» **Set task**: Answer with one number: how many lines have "PTCA".
___ Records for the task ___
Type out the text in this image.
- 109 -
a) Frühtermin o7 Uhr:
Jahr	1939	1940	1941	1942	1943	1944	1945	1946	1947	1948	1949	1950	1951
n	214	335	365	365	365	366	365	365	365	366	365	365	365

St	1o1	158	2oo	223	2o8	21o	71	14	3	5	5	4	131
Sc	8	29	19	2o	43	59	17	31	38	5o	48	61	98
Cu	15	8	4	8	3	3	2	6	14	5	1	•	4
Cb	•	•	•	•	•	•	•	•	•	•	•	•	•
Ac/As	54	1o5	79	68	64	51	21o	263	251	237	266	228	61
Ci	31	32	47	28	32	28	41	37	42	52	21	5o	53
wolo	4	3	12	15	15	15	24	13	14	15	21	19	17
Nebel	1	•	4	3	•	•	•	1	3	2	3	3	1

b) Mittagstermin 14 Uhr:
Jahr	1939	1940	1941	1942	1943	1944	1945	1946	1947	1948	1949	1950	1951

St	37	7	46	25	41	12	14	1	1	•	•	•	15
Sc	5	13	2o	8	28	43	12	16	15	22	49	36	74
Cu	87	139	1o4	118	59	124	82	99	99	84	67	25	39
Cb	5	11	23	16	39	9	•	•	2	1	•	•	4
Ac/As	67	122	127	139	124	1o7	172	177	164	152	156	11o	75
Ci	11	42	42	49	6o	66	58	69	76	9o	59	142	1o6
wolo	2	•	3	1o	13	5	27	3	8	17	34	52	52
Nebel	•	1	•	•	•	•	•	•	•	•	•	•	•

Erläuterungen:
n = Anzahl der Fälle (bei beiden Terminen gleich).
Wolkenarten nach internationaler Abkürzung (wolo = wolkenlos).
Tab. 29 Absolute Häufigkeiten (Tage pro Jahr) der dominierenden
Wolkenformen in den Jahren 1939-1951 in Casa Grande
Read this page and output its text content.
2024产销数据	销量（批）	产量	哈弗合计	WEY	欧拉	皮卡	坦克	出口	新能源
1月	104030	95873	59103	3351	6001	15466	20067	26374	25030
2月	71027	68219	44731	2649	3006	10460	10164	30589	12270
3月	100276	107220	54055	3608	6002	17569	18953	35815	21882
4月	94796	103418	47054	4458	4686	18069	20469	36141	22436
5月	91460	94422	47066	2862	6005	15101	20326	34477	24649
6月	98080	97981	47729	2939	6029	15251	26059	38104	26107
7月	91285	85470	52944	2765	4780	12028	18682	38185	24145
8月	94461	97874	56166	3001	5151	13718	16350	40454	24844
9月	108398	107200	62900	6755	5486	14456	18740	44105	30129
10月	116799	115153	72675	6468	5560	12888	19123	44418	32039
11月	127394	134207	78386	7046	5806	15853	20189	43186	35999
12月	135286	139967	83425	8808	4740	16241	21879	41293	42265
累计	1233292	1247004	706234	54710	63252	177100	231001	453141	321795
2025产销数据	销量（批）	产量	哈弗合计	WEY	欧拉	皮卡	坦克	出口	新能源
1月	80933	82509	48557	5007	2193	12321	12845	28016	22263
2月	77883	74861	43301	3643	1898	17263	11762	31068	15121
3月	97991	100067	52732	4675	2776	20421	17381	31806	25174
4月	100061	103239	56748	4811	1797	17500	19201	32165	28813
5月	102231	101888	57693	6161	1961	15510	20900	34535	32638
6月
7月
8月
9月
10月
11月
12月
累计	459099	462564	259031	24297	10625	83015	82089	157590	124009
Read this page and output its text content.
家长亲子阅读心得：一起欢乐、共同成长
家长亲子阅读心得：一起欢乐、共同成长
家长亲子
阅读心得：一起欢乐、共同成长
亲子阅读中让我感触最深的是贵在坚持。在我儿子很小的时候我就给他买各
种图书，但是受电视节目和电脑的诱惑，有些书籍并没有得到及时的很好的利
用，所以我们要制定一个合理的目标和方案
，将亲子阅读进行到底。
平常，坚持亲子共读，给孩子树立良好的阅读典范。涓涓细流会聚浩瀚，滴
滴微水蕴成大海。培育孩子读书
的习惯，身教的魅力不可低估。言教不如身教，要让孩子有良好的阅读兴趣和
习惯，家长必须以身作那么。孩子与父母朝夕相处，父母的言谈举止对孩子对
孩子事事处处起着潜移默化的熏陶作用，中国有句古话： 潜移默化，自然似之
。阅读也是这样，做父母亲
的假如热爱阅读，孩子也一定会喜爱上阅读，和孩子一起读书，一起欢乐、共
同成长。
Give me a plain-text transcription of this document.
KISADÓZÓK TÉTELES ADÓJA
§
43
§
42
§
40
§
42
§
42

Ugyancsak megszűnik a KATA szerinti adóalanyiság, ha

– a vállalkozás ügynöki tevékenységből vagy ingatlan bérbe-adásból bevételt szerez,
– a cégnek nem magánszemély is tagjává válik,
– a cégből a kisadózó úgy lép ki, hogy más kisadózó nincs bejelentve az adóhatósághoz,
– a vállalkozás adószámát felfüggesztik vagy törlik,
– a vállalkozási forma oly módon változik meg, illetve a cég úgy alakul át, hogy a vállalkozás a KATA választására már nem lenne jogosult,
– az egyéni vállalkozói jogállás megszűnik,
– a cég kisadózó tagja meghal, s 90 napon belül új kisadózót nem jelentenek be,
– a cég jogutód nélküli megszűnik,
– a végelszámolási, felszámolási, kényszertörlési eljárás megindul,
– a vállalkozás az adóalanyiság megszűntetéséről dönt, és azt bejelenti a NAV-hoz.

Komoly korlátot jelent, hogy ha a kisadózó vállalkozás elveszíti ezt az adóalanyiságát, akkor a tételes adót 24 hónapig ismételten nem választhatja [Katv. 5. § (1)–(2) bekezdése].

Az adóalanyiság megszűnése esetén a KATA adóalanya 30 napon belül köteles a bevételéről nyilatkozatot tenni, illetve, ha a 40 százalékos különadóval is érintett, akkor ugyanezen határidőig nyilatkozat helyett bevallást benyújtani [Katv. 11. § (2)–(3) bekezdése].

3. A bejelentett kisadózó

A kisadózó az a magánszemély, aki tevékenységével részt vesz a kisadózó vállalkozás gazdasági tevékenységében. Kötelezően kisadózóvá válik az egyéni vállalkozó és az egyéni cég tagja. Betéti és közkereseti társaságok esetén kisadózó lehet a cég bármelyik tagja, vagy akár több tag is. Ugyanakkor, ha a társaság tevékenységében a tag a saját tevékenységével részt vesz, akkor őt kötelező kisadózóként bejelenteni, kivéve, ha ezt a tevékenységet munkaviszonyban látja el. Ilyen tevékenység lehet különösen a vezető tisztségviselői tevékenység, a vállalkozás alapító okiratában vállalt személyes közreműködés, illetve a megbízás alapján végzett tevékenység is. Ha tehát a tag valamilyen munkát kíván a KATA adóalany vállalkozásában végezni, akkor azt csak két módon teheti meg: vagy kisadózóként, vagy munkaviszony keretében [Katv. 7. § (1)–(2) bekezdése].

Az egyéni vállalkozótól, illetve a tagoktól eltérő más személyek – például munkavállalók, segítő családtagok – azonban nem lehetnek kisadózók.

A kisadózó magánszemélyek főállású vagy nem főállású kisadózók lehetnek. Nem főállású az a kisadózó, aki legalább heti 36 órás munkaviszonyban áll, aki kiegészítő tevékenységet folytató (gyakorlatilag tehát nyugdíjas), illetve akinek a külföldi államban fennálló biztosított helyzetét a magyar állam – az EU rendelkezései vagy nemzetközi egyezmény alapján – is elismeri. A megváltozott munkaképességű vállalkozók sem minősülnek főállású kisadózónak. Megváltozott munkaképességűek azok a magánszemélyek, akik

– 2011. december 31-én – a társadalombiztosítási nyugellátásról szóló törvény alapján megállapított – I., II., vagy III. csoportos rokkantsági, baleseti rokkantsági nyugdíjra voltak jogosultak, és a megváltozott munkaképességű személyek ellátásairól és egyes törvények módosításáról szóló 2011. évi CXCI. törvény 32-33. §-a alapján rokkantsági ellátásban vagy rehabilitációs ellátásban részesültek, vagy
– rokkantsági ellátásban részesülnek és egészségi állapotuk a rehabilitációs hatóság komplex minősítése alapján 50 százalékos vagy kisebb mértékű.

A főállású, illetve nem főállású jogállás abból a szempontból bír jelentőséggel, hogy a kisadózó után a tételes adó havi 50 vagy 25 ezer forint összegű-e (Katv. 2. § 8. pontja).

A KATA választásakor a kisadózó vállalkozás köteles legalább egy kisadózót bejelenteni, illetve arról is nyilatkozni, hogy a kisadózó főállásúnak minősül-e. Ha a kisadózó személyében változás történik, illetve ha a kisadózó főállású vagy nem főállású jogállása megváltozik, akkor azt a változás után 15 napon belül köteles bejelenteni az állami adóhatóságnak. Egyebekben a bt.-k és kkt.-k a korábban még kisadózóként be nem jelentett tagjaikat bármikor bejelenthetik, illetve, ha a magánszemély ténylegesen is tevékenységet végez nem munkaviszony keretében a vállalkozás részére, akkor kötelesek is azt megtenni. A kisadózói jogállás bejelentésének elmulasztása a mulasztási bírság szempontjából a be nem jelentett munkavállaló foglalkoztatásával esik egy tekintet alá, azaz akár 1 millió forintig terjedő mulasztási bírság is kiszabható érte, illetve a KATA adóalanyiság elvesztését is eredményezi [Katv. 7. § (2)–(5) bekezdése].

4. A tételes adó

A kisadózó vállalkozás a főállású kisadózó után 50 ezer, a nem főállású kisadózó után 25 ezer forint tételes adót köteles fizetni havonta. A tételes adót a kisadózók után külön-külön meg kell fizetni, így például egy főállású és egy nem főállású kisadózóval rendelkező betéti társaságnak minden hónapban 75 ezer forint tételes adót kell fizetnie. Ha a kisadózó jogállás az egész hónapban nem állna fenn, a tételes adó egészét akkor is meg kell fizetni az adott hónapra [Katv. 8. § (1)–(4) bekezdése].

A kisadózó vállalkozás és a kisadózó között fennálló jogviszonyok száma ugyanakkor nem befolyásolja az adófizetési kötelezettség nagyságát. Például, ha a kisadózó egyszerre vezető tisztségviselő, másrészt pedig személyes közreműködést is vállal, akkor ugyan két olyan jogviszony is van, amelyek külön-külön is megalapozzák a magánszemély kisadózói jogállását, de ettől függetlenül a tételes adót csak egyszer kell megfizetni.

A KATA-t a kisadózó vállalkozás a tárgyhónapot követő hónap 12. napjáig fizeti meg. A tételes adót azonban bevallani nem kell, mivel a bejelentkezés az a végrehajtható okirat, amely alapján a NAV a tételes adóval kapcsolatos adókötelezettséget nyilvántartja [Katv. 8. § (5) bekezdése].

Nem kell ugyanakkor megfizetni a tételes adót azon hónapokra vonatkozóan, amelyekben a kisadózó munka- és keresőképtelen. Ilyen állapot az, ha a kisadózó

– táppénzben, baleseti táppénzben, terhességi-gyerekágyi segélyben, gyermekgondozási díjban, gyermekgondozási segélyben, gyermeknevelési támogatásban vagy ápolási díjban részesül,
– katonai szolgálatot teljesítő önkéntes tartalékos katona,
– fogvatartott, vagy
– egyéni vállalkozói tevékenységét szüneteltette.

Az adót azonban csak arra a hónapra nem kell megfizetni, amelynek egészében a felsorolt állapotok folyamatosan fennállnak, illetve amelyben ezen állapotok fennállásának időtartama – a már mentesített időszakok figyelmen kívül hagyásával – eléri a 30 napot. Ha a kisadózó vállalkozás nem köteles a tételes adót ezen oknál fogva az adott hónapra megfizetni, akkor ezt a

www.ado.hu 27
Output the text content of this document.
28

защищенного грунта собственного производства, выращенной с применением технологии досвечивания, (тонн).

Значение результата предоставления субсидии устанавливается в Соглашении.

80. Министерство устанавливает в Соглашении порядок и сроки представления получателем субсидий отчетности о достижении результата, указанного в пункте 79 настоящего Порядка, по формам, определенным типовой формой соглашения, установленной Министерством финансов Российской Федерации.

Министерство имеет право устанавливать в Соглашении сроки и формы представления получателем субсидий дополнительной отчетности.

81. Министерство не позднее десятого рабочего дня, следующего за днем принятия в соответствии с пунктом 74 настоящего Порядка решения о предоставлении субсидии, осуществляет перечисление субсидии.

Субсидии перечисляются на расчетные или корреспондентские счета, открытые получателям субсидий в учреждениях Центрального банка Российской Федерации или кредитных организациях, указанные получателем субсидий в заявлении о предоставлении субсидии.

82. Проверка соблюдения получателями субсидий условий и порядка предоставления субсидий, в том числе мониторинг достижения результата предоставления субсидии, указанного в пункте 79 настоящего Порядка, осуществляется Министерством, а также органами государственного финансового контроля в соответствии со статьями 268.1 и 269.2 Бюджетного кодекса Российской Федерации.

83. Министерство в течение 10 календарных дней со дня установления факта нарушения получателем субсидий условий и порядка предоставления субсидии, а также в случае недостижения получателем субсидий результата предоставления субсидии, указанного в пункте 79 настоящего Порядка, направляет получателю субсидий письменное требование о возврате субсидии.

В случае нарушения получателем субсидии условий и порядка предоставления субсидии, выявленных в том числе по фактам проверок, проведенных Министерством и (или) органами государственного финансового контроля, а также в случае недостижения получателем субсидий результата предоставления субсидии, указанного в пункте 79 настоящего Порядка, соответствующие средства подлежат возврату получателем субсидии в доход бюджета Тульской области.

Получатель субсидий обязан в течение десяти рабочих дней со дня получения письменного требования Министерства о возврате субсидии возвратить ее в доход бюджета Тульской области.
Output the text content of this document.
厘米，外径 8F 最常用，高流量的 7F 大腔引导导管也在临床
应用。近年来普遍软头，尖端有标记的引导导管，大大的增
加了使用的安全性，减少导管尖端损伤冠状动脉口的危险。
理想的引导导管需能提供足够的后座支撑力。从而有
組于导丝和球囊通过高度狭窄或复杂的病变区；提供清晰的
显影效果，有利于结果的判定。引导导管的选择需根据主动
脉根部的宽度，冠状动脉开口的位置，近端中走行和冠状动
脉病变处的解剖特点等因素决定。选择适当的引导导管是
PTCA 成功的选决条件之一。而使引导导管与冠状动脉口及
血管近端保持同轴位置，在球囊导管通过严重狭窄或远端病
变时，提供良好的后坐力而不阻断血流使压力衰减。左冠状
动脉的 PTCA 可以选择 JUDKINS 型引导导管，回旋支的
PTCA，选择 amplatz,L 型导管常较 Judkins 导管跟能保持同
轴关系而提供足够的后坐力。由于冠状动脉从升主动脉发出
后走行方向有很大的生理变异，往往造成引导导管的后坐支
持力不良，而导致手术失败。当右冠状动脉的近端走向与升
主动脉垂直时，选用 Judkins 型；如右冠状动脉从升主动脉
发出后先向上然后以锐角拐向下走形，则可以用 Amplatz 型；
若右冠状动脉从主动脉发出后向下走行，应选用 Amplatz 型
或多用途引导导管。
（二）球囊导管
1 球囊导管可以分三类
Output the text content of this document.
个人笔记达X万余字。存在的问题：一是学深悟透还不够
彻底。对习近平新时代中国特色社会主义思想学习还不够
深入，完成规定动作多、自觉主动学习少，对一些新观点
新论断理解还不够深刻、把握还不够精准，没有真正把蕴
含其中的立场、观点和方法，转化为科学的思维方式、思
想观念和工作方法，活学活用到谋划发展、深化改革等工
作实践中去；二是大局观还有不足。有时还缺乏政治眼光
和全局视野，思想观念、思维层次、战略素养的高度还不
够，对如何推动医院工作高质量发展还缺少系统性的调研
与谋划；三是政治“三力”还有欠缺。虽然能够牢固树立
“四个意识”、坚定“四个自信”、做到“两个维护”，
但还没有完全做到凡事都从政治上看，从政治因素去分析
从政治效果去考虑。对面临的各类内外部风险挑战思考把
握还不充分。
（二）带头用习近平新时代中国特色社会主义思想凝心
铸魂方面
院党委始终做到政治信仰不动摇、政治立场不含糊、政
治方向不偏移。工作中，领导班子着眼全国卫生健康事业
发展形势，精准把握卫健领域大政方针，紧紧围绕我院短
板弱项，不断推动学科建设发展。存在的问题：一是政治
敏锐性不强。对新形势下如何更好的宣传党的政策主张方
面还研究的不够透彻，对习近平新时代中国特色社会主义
___
» **Worked solution**: 3